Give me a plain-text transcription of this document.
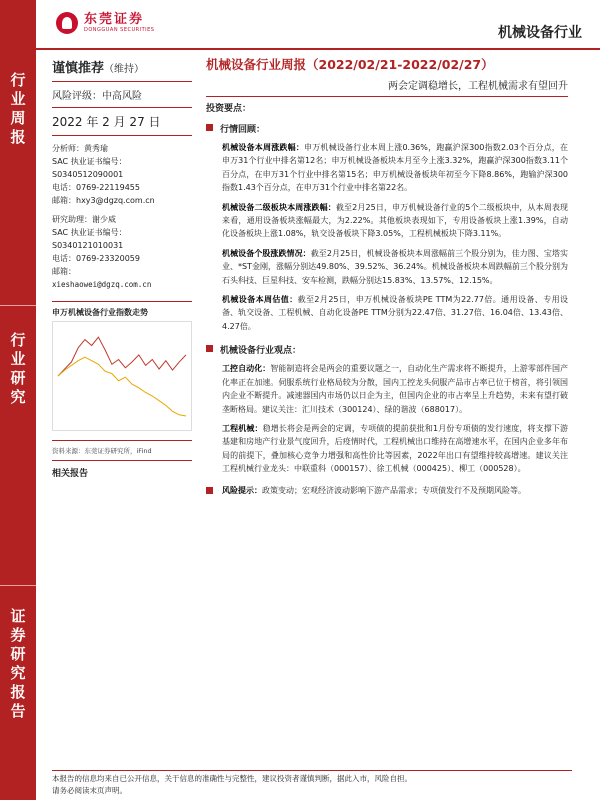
行业周报
行业研究
证券研究报告
东莞证券
DONGGUAN SECURITIES	机械设备行业
谨慎推荐（维持）
风险评级：中高风险
2022 年 2 月 27 日
分析师：黄秀瑜
SAC 执业证书编号：
S0340512090001
电话：0769-22119455
邮箱：hxy3@dgzq.com.cn
研究助理：谢少威
SAC 执业证书编号：
S0340121010031
电话：0769-23320059
邮箱：
xieshaowei@dgzq.com.cn
申万机械设备行业指数走势
资料来源：东莞证券研究所，iFind
相关报告
机械设备行业周报（2022/02/21-2022/02/27）
两会定调稳增长，工程机械需求有望回升
投资要点：
行情回顾：
机械设备本周涨跌幅：申万机械设备行业本周上涨0.36%，跑赢沪深300指数2.03个百分点，在申万31个行业中排名第12名；申万机械设备板块本月至今上涨3.32%，跑赢沪深300指数3.11个百分点，在申万31个行业中排名第15名；申万机械设备板块年初至今下降8.86%，跑输沪深300指数1.43个百分点，在申万31个行业中排名第22名。
机械设备二级板块本周涨跌幅：截至2月25日，申万机械设备行业的5个二级板块中，从本周表现来看，通用设备板块涨幅最大，为2.22%。其他板块表现如下，专用设备板块上涨1.39%，自动化设备板块上涨1.08%，轨交设备板块下降3.05%，工程机械板块下降3.11%。
机械设备个股涨跌情况：截至2月25日，机械设备板块本周涨幅前三个股分别为，佳力图、宝塔实业、*ST金刚，涨幅分别达49.80%、39.52%、36.24%。机械设备板块本周跌幅前三个股分别为石头科技、巨星科技、安车检测，跌幅分别达15.83%、13.57%、12.15%。
机械设备本周估值：截至2月25日，申万机械设备板块PE TTM为22.77倍。通用设备、专用设备、轨交设备、工程机械、自动化设备PE TTM分别为22.47倍、31.27倍、16.04倍、13.43倍、4.27倍。
机械设备行业观点：
工控自动化：智能制造将会是两会的重要议题之一，自动化生产需求将不断提升，上游零部件国产化率正在加速。伺服系统行业格局较为分散，国内工控龙头伺服产品市占率已位于榜首，将引领国内企业不断提升。减速器国内市场仍以日企为主，但国内企业的市占率呈上升趋势，未来有望打破垄断格局。建议关注：汇川技术（300124）、绿的谐波（688017）。
工程机械：稳增长将会是两会的定调，专项债的提前获批和1月份专项债的发行速度，将支撑下游基建和房地产行业景气度回升，后疫情时代，工程机械出口维持在高增速水平，在国内企业多年布局的前提下，叠加核心竞争力增强和高性价比等因素，2022年出口有望维持较高增速。建议关注工程机械行业龙头：中联重科（000157）、徐工机械（000425）、柳工（000528）。
风险提示：政策变动；宏观经济波动影响下游产品需求；专项债发行不及预期风险等。
本报告的信息均来自已公开信息，关于信息的准确性与完整性，建议投资者谨慎判断，据此入市，风险自担。
请务必阅读末页声明。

+-------+

» Given instruction: Check every line for "dgzq" and show the ones that have it.

» Exercise output:
邮箱：hxy3@dgzq.com.cn
xieshaowei@dgzq.com.cn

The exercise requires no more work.